::: Available data :::
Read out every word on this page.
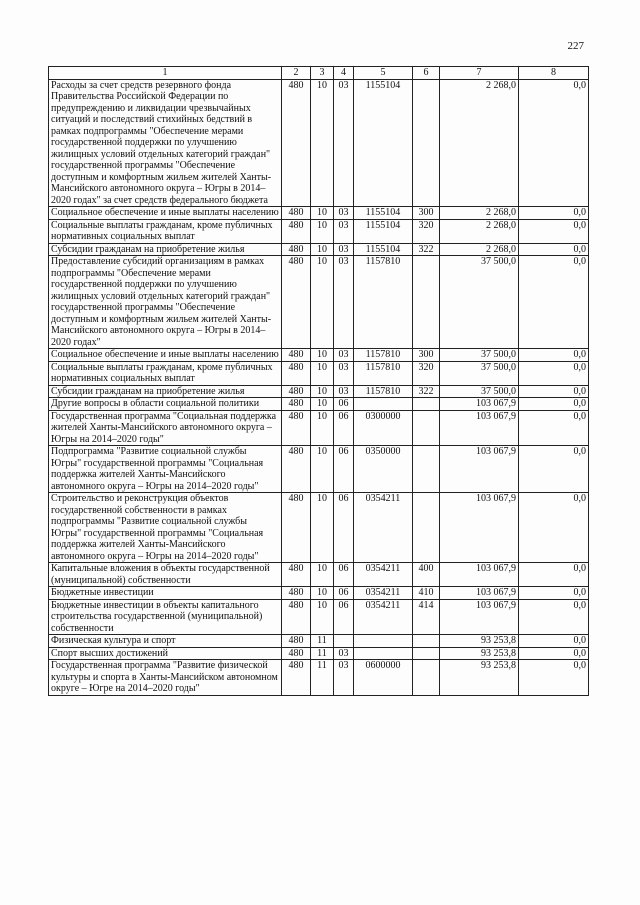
227
1	2	3	4	5	6	7	8
Расходы за счет средств резервного фонда Правительства Российской Федерации по предупреждению и ликвидации чрезвычайных ситуаций и последствий стихийных бедствий в рамках подпрограммы "Обеспечение мерами государственной поддержки по улучшению жилищных условий отдельных категорий граждан" государственной программы "Обеспечение доступным и комфортным жильем жителей Ханты-Мансийского автономного округа – Югры в 2014–2020 годах" за счет средств федерального бюджета	480	10	03	1155104		2 268,0	0,0
Социальное обеспечение и иные выплаты населению	480	10	03	1155104	300	2 268,0	0,0
Социальные выплаты гражданам, кроме публичных нормативных социальных выплат	480	10	03	1155104	320	2 268,0	0,0
Субсидии гражданам на приобретение жилья	480	10	03	1155104	322	2 268,0	0,0
Предоставление субсидий организациям в рамках подпрограммы "Обеспечение мерами государственной поддержки по улучшению жилищных условий отдельных категорий граждан" государственной программы "Обеспечение доступным и комфортным жильем жителей Ханты-Мансийского автономного округа – Югры в 2014–2020 годах"	480	10	03	1157810		37 500,0	0,0
Социальное обеспечение и иные выплаты населению	480	10	03	1157810	300	37 500,0	0,0
Социальные выплаты гражданам, кроме публичных нормативных социальных выплат	480	10	03	1157810	320	37 500,0	0,0
Субсидии гражданам на приобретение жилья	480	10	03	1157810	322	37 500,0	0,0
Другие вопросы в области социальной политики	480	10	06			103 067,9	0,0
Государственная программа "Социальная поддержка жителей Ханты-Мансийского автономного округа – Югры на 2014–2020 годы"	480	10	06	0300000		103 067,9	0,0
Подпрограмма "Развитие социальной службы Югры" государственной программы "Социальная поддержка жителей Ханты-Мансийского автономного округа – Югры на 2014–2020 годы"	480	10	06	0350000		103 067,9	0,0
Строительство и реконструкция объектов государственной собственности в рамках подпрограммы "Развитие социальной службы Югры" государственной программы "Социальная поддержка жителей Ханты-Мансийского автономного округа – Югры на 2014–2020 годы"	480	10	06	0354211		103 067,9	0,0
Капитальные вложения в объекты государственной (муниципальной) собственности	480	10	06	0354211	400	103 067,9	0,0
Бюджетные инвестиции	480	10	06	0354211	410	103 067,9	0,0
Бюджетные инвестиции в объекты капитального строительства государственной (муниципальной) собственности	480	10	06	0354211	414	103 067,9	0,0
Физическая культура и спорт	480	11				93 253,8	0,0
Спорт высших достижений	480	11	03			93 253,8	0,0
Государственная программа "Развитие физической культуры и спорта в Ханты-Мансийском автономном округе – Югре на 2014–2020 годы"	480	11	03	0600000		93 253,8	0,0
:::
- [Exercise prompt]
Using the records above, say how many lines include the string "публичных". Only the number is wanted.

- [Solved problem]
2